The task:
Set down all of the data exactly as it appears.
##### Data excerpts
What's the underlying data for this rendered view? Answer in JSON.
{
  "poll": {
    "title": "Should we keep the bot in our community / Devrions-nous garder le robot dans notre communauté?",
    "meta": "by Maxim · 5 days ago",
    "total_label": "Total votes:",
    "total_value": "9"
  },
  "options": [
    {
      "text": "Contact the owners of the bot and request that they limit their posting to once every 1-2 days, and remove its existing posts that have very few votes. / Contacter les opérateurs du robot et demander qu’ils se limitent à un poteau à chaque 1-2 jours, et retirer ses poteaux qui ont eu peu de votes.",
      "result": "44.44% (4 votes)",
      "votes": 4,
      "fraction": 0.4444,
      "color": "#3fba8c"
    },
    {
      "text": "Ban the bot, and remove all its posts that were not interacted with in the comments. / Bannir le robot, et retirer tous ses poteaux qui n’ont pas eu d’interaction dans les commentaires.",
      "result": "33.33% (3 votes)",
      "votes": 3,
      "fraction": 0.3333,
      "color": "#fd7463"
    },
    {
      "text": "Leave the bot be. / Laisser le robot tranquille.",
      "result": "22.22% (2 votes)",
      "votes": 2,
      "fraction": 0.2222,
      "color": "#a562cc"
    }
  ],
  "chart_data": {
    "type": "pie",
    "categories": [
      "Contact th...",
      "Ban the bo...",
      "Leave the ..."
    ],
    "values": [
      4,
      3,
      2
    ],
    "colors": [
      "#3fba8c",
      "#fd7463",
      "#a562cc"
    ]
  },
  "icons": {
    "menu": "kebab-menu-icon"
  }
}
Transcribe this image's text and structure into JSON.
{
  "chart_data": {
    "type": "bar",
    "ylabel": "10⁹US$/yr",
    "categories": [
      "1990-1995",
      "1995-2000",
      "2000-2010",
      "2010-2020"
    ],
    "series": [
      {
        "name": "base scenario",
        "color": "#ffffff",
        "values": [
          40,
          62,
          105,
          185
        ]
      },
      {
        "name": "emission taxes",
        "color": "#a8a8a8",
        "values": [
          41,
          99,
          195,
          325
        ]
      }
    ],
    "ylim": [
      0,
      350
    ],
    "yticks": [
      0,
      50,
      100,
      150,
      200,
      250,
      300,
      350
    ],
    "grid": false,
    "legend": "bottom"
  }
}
##########
Task answer:
What's the underlying data for this rendered view? Answer in JSON.
{
  "poll": {
    "title": "Should we keep the bot in our community / Devrions-nous garder le robot dans notre communauté?",
    "meta": "by Maxim · 5 days ago",
    "total_label": "Total votes:",
    "total_value": "9"
  },
  "options": [
    {
      "text": "Contact the owners of the bot and request that they limit their posting to once every 1-2 days, and remove its existing posts that have very few votes. / Contacter les opérateurs du robot et demander qu’ils se limitent à un poteau à chaque 1-2 jours, et retirer ses poteaux qui ont eu peu de votes.",
      "result": "44.44% (4 votes)",
      "votes": 4,
      "fraction": 0.4444,
      "color": "#3fba8c"
    },
    {
      "text": "Ban the bot, and remove all its posts that were not interacted with in the comments. / Bannir le robot, et retirer tous ses poteaux qui n’ont pas eu d’interaction dans les commentaires.",
      "result": "33.33% (3 votes)",
      "votes": 3,
      "fraction": 0.3333,
      "color": "#fd7463"
    },
    {
      "text": "Leave the bot be. / Laisser le robot tranquille.",
      "result": "22.22% (2 votes)",
      "votes": 2,
      "fraction": 0.2222,
      "color": "#a562cc"
    }
  ],
  "chart_data": {
    "type": "pie",
    "categories": [
      "Contact th...",
      "Ban the bo...",
      "Leave the ..."
    ],
    "values": [
      4,
      3,
      2
    ],
    "colors": [
      "#3fba8c",
      "#fd7463",
      "#a562cc"
    ]
  },
  "icons": {
    "menu": "kebab-menu-icon"
  }
}
Transcribe this image's text and structure into JSON.
{
  "chart_data": {
    "type": "bar",
    "ylabel": "10⁹US$/yr",
    "categories": [
      "1990-1995",
      "1995-2000",
      "2000-2010",
      "2010-2020"
    ],
    "series": [
      {
        "name": "base scenario",
        "color": "#ffffff",
        "values": [
          40,
          62,
          105,
          185
        ]
      },
      {
        "name": "emission taxes",
        "color": "#a8a8a8",
        "values": [
          41,
          99,
          195,
          325
        ]
      }
    ],
    "ylim": [
      0,
      350
    ],
    "yticks": [
      0,
      50,
      100,
      150,
      200,
      250,
      300,
      350
    ],
    "grid": false,
    "legend": "bottom"
  }
}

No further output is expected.